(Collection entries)
——

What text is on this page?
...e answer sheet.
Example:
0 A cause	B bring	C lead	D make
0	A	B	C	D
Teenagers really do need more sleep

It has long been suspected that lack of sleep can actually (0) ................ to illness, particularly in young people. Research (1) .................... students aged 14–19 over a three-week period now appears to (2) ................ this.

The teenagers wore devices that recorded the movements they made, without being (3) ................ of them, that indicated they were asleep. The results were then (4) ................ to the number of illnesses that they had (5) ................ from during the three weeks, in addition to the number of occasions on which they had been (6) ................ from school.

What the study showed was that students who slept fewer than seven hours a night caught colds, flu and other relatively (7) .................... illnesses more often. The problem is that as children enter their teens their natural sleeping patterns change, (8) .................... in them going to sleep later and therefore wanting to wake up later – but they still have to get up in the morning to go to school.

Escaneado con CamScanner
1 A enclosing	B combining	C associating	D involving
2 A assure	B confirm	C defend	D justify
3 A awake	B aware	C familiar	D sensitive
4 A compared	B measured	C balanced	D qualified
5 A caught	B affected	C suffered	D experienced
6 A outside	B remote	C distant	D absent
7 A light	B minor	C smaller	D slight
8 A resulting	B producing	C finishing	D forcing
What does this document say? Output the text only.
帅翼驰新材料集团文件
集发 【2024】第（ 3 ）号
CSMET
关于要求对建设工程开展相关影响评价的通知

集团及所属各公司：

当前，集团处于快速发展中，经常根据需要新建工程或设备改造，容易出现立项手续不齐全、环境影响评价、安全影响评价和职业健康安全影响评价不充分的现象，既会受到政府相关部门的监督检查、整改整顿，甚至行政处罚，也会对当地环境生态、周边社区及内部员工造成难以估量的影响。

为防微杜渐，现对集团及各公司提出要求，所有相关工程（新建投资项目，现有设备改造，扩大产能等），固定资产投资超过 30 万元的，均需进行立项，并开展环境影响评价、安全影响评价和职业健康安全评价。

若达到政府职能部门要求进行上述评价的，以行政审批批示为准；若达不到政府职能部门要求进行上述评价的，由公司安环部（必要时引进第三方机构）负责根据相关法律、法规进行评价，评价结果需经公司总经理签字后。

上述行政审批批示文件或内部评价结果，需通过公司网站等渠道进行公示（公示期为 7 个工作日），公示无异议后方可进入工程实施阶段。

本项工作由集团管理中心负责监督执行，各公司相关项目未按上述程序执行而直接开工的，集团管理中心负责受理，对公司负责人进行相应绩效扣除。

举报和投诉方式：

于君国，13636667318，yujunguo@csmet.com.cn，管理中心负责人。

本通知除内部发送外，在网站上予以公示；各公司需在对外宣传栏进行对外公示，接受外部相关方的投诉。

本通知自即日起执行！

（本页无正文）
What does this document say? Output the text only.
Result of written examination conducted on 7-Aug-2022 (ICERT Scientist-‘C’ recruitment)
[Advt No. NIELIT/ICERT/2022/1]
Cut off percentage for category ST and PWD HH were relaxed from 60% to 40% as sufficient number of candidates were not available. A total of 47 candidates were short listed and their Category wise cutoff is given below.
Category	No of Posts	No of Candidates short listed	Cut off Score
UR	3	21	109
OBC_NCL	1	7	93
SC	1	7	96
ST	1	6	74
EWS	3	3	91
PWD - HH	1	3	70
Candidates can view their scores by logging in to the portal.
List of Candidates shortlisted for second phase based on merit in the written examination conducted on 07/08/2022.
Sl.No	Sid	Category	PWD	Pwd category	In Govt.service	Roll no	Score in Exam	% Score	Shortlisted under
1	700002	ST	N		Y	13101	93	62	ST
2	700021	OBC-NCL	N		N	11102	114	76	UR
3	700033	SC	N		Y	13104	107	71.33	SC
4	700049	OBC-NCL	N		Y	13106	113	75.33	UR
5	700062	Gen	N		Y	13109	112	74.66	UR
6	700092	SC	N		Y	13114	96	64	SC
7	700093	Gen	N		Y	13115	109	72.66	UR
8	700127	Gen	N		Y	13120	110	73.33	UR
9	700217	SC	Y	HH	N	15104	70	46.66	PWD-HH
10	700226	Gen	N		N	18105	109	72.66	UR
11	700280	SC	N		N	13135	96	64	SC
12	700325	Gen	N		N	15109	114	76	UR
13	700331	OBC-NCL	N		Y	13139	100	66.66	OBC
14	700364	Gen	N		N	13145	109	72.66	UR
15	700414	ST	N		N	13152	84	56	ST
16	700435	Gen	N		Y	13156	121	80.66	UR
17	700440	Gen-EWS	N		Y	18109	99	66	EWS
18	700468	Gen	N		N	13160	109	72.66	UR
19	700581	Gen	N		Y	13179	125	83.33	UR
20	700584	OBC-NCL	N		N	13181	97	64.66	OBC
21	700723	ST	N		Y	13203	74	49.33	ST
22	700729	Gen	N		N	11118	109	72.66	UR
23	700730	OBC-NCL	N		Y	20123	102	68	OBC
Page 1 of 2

——

> Job:
Select the lines that carry the string "their" and copy them.

> Written solution:
What the study showed was that students who slept fewer than seven hours a night caught colds, flu and other relatively (7) .................... illnesses more often. The problem is that as children enter their teens their natural sleeping patterns change, (8) .................... in them going to sleep later and therefore wanting to wake up later – but they still have to get up in the morning to go to school.
Cut off percentage for category ST and PWD HH were relaxed from 60% to 40% as sufficient number of candidates were not available. A total of 47 candidates were short listed and their Category wise cutoff is given below.
Candidates can view their scores by logging in to the portal.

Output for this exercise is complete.